┌─ Data in this exercise

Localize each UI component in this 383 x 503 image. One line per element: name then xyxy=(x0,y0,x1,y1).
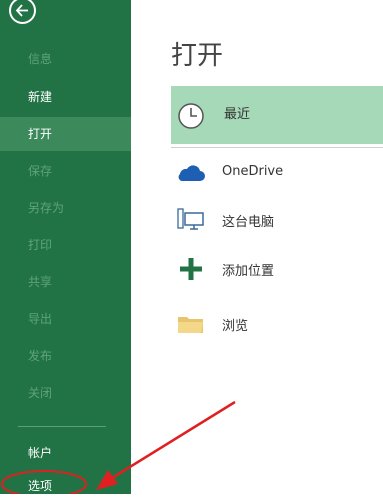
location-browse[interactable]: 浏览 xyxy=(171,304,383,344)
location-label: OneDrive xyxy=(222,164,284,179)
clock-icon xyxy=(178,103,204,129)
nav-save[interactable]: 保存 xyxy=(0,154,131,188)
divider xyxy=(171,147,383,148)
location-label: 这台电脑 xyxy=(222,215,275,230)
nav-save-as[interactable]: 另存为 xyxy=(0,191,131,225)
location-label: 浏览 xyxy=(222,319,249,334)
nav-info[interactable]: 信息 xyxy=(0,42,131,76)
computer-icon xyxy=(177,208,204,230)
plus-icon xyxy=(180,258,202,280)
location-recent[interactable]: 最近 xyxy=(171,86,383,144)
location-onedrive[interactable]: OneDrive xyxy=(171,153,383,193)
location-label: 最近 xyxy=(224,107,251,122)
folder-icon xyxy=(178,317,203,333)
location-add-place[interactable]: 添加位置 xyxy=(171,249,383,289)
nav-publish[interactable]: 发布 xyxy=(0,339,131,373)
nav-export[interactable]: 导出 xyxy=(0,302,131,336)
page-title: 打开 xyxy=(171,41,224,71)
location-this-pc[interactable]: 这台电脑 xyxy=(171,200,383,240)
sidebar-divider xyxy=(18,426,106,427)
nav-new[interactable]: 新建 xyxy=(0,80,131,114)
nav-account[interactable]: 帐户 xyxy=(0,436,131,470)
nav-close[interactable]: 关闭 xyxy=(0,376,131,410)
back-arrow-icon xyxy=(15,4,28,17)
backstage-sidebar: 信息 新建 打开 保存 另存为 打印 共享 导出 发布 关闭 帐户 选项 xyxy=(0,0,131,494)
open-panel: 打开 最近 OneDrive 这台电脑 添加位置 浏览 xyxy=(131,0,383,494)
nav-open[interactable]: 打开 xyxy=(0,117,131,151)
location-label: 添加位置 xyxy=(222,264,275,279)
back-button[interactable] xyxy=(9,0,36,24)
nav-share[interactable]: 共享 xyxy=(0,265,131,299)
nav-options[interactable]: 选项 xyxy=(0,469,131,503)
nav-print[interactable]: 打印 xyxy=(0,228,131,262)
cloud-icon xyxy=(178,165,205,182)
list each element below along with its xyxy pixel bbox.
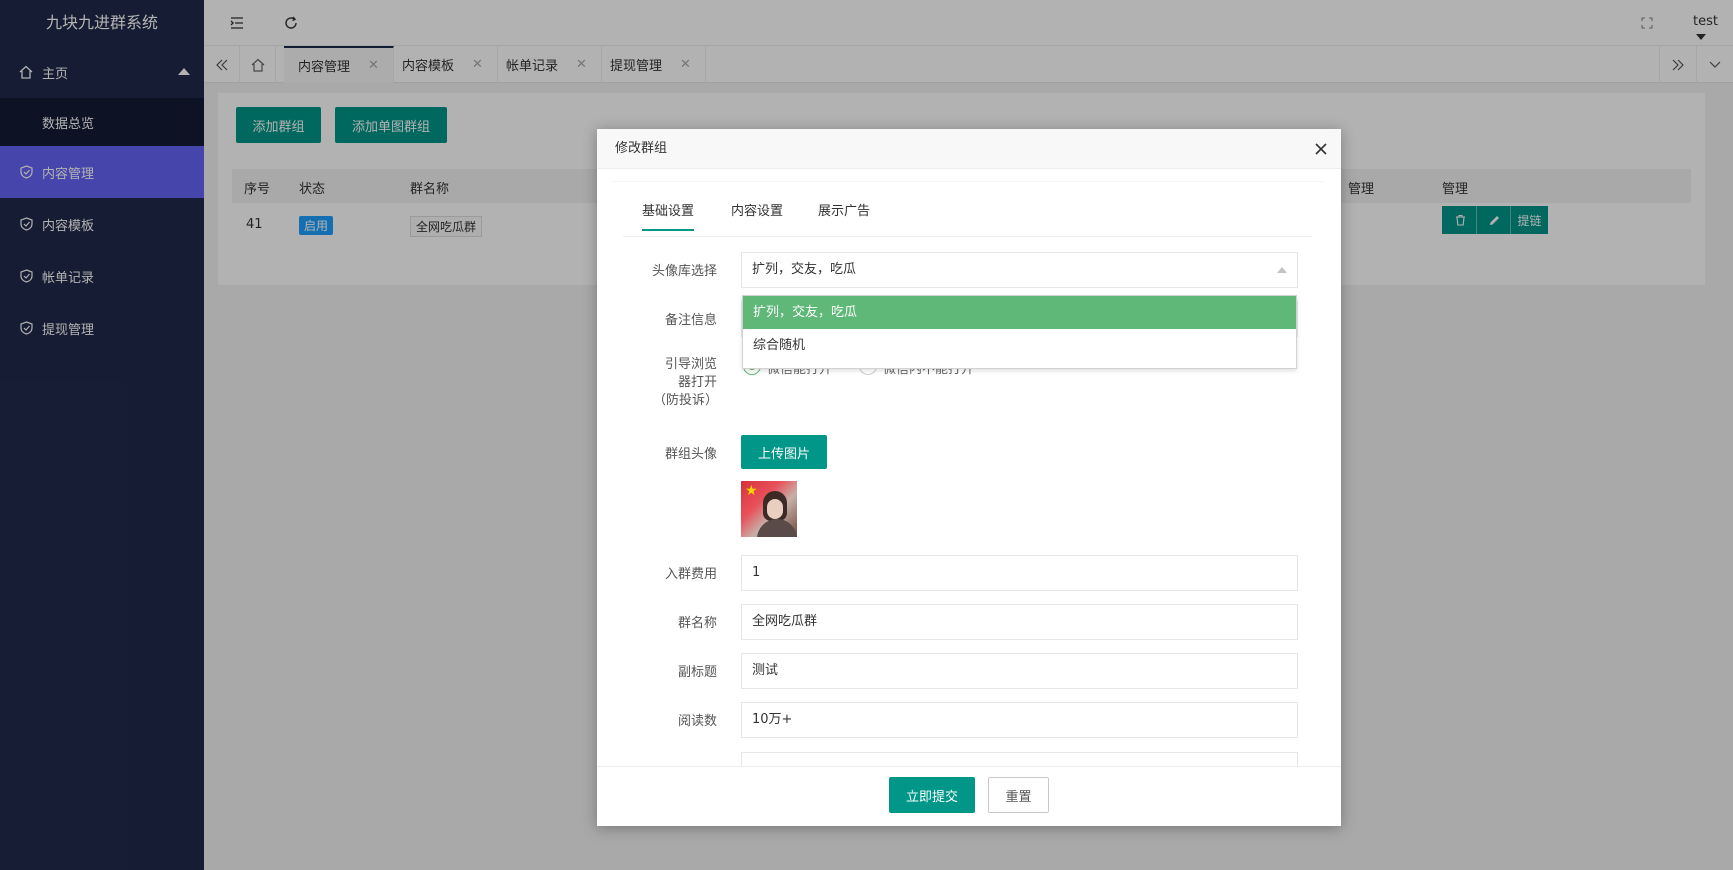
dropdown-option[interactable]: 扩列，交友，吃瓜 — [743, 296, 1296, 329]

└─

**What to produce**
Could you rewrite the listing above with every "element" changed to "item" and everything else left as it is, leaving out the pictures?

**Exercise answer**
Localize each UI component in this 383 x 503 image. One line per item: name then xyxy=(x0,y0,x1,y1).
location-browse[interactable]: 浏览 xyxy=(171,304,383,344)
location-label: OneDrive xyxy=(222,164,284,179)
clock-icon xyxy=(178,103,204,129)
nav-save[interactable]: 保存 xyxy=(0,154,131,188)
divider xyxy=(171,147,383,148)
location-label: 这台电脑 xyxy=(222,215,275,230)
nav-save-as[interactable]: 另存为 xyxy=(0,191,131,225)
location-label: 浏览 xyxy=(222,319,249,334)
nav-info[interactable]: 信息 xyxy=(0,42,131,76)
computer-icon xyxy=(177,208,204,230)
plus-icon xyxy=(180,258,202,280)
location-recent[interactable]: 最近 xyxy=(171,86,383,144)
location-onedrive[interactable]: OneDrive xyxy=(171,153,383,193)
location-label: 最近 xyxy=(224,107,251,122)
folder-icon xyxy=(178,317,203,333)
location-add-place[interactable]: 添加位置 xyxy=(171,249,383,289)
nav-publish[interactable]: 发布 xyxy=(0,339,131,373)
nav-export[interactable]: 导出 xyxy=(0,302,131,336)
page-title: 打开 xyxy=(171,41,224,71)
location-this-pc[interactable]: 这台电脑 xyxy=(171,200,383,240)
sidebar-divider xyxy=(18,426,106,427)
nav-new[interactable]: 新建 xyxy=(0,80,131,114)
nav-account[interactable]: 帐户 xyxy=(0,436,131,470)
nav-close[interactable]: 关闭 xyxy=(0,376,131,410)
back-arrow-icon xyxy=(15,4,28,17)
backstage-sidebar: 信息 新建 打开 保存 另存为 打印 共享 导出 发布 关闭 帐户 选项 xyxy=(0,0,131,494)
open-panel: 打开 最近 OneDrive 这台电脑 添加位置 浏览 xyxy=(131,0,383,494)
nav-open[interactable]: 打开 xyxy=(0,117,131,151)
location-label: 添加位置 xyxy=(222,264,275,279)
back-button[interactable] xyxy=(9,0,36,24)
nav-share[interactable]: 共享 xyxy=(0,265,131,299)
nav-options[interactable]: 选项 xyxy=(0,469,131,503)
nav-print[interactable]: 打印 xyxy=(0,228,131,262)
cloud-icon xyxy=(178,165,205,182)
list each item below along with its xyxy pixel bbox.
dropdown-option[interactable]: 扩列，交友，吃瓜 — [743, 296, 1296, 329]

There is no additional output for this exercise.